_Given request_
Some lines in the listing below may include the string "sahataan". How many are there? Give only the number.

** BEGIN Records shown **

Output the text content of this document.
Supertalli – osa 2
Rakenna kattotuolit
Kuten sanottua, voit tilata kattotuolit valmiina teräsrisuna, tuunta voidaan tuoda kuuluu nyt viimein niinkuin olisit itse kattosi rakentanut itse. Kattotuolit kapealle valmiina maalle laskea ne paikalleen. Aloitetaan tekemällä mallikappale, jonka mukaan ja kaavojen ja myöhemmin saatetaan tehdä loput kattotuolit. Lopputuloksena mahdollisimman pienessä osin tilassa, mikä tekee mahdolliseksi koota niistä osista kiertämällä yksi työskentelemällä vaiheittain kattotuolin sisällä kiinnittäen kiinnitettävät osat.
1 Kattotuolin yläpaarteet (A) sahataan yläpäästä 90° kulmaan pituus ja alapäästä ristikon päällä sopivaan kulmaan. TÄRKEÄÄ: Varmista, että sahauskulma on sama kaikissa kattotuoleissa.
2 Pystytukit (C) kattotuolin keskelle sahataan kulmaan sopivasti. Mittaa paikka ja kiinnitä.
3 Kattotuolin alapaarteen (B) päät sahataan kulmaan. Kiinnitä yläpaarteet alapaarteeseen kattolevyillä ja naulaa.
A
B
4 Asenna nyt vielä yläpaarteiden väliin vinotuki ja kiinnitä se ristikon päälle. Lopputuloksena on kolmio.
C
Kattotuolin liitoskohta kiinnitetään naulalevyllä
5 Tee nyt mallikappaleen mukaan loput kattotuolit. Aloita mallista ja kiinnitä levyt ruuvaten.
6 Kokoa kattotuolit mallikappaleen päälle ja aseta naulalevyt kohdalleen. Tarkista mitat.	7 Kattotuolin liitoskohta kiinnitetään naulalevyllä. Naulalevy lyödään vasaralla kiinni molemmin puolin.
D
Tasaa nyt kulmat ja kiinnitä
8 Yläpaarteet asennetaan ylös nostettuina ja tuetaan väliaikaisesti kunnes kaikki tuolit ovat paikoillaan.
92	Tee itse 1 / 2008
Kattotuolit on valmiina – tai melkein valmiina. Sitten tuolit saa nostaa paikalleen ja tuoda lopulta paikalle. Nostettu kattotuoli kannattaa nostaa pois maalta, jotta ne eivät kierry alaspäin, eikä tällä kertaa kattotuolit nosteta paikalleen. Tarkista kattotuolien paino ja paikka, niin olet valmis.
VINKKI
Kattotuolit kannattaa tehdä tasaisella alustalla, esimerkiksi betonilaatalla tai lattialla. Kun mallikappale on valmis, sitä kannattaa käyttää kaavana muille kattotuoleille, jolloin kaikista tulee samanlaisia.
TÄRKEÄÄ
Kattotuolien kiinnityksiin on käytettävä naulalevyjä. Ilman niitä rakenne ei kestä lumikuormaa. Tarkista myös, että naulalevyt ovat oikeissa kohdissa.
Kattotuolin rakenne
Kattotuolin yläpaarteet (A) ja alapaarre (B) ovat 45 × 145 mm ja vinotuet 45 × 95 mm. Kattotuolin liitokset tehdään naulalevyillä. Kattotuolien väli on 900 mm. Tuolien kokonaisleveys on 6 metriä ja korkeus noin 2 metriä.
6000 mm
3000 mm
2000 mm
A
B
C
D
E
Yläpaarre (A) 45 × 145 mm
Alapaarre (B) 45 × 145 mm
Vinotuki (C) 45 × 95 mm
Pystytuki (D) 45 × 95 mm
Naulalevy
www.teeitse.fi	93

** END Records shown **

_Finished answer_
3